Set exercise: Reproduce the following records line for line, with no changes.

(Bounding box entries)

'''

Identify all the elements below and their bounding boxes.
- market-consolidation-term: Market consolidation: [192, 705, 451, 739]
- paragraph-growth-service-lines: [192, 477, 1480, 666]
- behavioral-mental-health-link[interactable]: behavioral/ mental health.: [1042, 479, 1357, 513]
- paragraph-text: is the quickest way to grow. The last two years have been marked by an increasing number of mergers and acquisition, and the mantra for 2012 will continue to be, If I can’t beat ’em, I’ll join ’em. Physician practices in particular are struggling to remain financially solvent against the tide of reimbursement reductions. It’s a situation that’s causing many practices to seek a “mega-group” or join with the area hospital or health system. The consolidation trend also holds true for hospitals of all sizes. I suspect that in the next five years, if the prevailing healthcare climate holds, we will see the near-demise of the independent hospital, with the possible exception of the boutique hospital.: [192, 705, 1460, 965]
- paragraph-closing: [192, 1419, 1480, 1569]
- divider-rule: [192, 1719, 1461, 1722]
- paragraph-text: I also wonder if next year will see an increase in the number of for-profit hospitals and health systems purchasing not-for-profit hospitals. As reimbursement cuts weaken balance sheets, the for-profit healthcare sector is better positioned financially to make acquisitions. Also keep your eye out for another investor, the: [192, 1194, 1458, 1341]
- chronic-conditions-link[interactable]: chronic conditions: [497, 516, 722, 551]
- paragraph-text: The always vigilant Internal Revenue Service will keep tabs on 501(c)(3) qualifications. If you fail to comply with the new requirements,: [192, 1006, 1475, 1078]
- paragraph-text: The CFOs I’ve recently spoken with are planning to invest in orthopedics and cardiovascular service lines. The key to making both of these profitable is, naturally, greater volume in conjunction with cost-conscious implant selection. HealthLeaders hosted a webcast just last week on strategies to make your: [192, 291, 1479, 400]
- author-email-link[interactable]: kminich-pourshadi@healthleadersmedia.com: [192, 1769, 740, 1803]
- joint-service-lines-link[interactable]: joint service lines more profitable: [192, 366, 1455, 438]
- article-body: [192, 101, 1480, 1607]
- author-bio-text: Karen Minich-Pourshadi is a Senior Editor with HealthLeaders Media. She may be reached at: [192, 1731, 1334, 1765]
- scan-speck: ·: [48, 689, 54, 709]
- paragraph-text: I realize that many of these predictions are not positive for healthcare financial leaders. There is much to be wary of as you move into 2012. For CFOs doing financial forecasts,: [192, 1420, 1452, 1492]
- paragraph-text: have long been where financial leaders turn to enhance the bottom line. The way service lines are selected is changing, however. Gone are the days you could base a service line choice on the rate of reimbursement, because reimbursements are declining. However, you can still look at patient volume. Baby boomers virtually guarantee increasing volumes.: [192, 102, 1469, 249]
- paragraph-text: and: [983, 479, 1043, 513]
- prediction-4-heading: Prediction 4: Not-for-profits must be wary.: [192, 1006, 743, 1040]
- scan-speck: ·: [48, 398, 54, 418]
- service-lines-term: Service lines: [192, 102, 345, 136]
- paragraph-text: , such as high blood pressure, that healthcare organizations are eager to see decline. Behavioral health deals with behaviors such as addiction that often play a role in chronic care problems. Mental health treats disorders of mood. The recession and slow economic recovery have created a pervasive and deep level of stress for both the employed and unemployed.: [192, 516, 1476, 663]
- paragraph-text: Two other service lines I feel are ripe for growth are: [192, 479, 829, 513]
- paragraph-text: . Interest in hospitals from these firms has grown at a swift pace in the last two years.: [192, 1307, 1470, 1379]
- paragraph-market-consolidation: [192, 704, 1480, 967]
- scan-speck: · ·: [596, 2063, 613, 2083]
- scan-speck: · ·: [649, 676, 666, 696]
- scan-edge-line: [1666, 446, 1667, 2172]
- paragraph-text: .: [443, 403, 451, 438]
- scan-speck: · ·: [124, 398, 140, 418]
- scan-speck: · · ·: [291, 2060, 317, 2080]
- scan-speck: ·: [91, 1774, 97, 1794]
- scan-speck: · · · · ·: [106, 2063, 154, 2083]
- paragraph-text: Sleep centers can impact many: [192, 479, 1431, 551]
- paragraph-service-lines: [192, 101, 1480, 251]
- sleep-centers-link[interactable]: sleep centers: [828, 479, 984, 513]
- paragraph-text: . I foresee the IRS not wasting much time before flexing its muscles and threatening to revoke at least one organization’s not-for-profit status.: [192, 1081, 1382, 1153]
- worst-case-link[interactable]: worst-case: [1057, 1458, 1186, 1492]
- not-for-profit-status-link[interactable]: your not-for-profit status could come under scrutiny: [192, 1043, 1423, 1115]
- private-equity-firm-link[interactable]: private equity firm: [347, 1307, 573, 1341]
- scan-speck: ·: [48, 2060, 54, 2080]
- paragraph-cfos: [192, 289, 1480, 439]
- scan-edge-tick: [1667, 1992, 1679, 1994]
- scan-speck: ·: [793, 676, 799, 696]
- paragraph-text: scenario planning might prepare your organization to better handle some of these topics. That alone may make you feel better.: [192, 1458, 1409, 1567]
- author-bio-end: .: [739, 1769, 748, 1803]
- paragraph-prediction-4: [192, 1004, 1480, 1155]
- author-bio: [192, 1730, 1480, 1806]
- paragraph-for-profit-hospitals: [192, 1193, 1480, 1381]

'''

Correct result:
Identify all the elements below and their bounding boxes.
- market-consolidation-term: Market consolidation: [192, 705, 451, 739]
- paragraph-growth-service-lines: [192, 477, 1480, 666]
- behavioral-mental-health-link[interactable]: behavioral/ mental health.: [1042, 479, 1357, 513]
- paragraph-text: is the quickest way to grow. The last two years have been marked by an increasing number of mergers and acquisition, and the mantra for 2012 will continue to be, If I can’t beat ’em, I’ll join ’em. Physician practices in particular are struggling to remain financially solvent against the tide of reimbursement reductions. It’s a situation that’s causing many practices to seek a “mega-group” or join with the area hospital or health system. The consolidation trend also holds true for hospitals of all sizes. I suspect that in the next five years, if the prevailing healthcare climate holds, we will see the near-demise of the independent hospital, with the possible exception of the boutique hospital.: [192, 705, 1460, 965]
- paragraph-closing: [192, 1419, 1480, 1569]
- divider-rule: [192, 1719, 1461, 1722]
- paragraph-text: I also wonder if next year will see an increase in the number of for-profit hospitals and health systems purchasing not-for-profit hospitals. As reimbursement cuts weaken balance sheets, the for-profit healthcare sector is better positioned financially to make acquisitions. Also keep your eye out for another investor, the: [192, 1194, 1458, 1341]
- chronic-conditions-link[interactable]: chronic conditions: [497, 516, 722, 551]
- paragraph-text: The always vigilant Internal Revenue Service will keep tabs on 501(c)(3) qualifications. If you fail to comply with the new requirements,: [192, 1006, 1475, 1078]
- paragraph-text: The CFOs I’ve recently spoken with are planning to invest in orthopedics and cardiovascular service lines. The key to making both of these profitable is, naturally, greater volume in conjunction with cost-conscious implant selection. HealthLeaders hosted a webcast just last week on strategies to make your: [192, 291, 1479, 400]
- author-email-link[interactable]: kminich-pourshadi@healthleadersmedia.com: [192, 1769, 740, 1803]
- joint-service-lines-link[interactable]: joint service lines more profitable: [192, 366, 1455, 438]
- article-body: [192, 101, 1480, 1607]
- author-bio-text: Karen Minich-Pourshadi is a Senior Editor with HealthLeaders Media. She may be reached at: [192, 1731, 1334, 1765]
- scan-speck: ·: [48, 689, 54, 709]
- paragraph-text: I realize that many of these predictions are not positive for healthcare financial leaders. There is much to be wary of as you move into 2012. For CFOs doing financial forecasts,: [192, 1420, 1452, 1492]
- paragraph-text: have long been where financial leaders turn to enhance the bottom line. The way service lines are selected is changing, however. Gone are the days you could base a service line choice on the rate of reimbursement, because reimbursements are declining. However, you can still look at patient volume. Baby boomers virtually guarantee increasing volumes.: [192, 102, 1469, 249]
- paragraph-text: and: [983, 479, 1043, 513]
- prediction-4-heading: Prediction 4: Not-for-profits must be wary.: [192, 1006, 743, 1040]
- scan-speck: ·: [48, 398, 54, 418]
- service-lines-term: Service lines: [192, 102, 345, 136]
- paragraph-text: , such as high blood pressure, that healthcare organizations are eager to see decline. Behavioral health deals with behaviors such as addiction that often play a role in chronic care problems. Mental health treats disorders of mood. The recession and slow economic recovery have created a pervasive and deep level of stress for both the employed and unemployed.: [192, 516, 1476, 663]
- paragraph-text: Two other service lines I feel are ripe for growth are: [192, 479, 829, 513]
- paragraph-text: . Interest in hospitals from these firms has grown at a swift pace in the last two years.: [192, 1307, 1470, 1379]
- paragraph-market-consolidation: [192, 704, 1480, 967]
- scan-speck: · ·: [596, 2063, 613, 2083]
- scan-speck: · ·: [649, 676, 666, 696]
- scan-edge-line: [1666, 446, 1667, 2172]
- paragraph-text: .: [443, 403, 451, 438]
- scan-speck: · ·: [124, 398, 140, 418]
- scan-speck: · · ·: [291, 2060, 317, 2080]
- scan-speck: ·: [91, 1774, 97, 1794]
- scan-speck: · · · · ·: [106, 2063, 154, 2083]
- paragraph-text: Sleep centers can impact many: [192, 479, 1431, 551]
- paragraph-service-lines: [192, 101, 1480, 251]
- sleep-centers-link[interactable]: sleep centers: [828, 479, 984, 513]
- paragraph-text: . I foresee the IRS not wasting much time before flexing its muscles and threatening to revoke at least one organization’s not-for-profit status.: [192, 1081, 1382, 1153]
- worst-case-link[interactable]: worst-case: [1057, 1458, 1186, 1492]
- not-for-profit-status-link[interactable]: your not-for-profit status could come under scrutiny: [192, 1043, 1423, 1115]
- private-equity-firm-link[interactable]: private equity firm: [347, 1307, 573, 1341]
- scan-speck: ·: [48, 2060, 54, 2080]
- paragraph-cfos: [192, 289, 1480, 439]
- scan-edge-tick: [1667, 1992, 1679, 1994]
- scan-speck: ·: [793, 676, 799, 696]
- paragraph-text: scenario planning might prepare your organization to better handle some of these topics. That alone may make you feel better.: [192, 1458, 1409, 1567]
- author-bio-end: .: [739, 1769, 748, 1803]
- paragraph-prediction-4: [192, 1004, 1480, 1155]
- author-bio: [192, 1730, 1480, 1806]
- paragraph-for-profit-hospitals: [192, 1193, 1480, 1381]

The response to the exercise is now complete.